Instructions for the task:
Write out all of the data exactly as it appears.

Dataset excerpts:
_____

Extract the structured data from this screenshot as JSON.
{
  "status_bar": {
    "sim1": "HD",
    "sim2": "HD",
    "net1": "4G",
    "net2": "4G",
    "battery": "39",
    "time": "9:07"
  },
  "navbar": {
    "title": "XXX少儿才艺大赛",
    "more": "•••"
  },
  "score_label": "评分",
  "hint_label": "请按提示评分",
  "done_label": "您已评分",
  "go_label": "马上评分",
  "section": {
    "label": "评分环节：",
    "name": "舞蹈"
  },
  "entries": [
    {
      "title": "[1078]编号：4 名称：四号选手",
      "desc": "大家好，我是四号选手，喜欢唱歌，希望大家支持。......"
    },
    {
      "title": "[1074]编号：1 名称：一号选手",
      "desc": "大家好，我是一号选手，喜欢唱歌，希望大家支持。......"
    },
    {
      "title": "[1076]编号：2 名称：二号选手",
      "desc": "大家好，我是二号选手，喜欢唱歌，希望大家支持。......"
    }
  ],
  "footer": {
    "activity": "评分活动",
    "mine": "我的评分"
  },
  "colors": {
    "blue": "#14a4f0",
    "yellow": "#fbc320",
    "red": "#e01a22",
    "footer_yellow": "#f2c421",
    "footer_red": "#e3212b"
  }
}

_____

Solution to this exercise:
Extract the structured data from this screenshot as JSON.
{
  "status_bar": {
    "sim1": "HD",
    "sim2": "HD",
    "net1": "4G",
    "net2": "4G",
    "battery": "39",
    "time": "9:07"
  },
  "navbar": {
    "title": "XXX少儿才艺大赛",
    "more": "•••"
  },
  "score_label": "评分",
  "hint_label": "请按提示评分",
  "done_label": "您已评分",
  "go_label": "马上评分",
  "section": {
    "label": "评分环节：",
    "name": "舞蹈"
  },
  "entries": [
    {
      "title": "[1078]编号：4 名称：四号选手",
      "desc": "大家好，我是四号选手，喜欢唱歌，希望大家支持。......"
    },
    {
      "title": "[1074]编号：1 名称：一号选手",
      "desc": "大家好，我是一号选手，喜欢唱歌，希望大家支持。......"
    },
    {
      "title": "[1076]编号：2 名称：二号选手",
      "desc": "大家好，我是二号选手，喜欢唱歌，希望大家支持。......"
    }
  ],
  "footer": {
    "activity": "评分活动",
    "mine": "我的评分"
  },
  "colors": {
    "blue": "#14a4f0",
    "yellow": "#fbc320",
    "red": "#e01a22",
    "footer_yellow": "#f2c421",
    "footer_red": "#e3212b"
  }
}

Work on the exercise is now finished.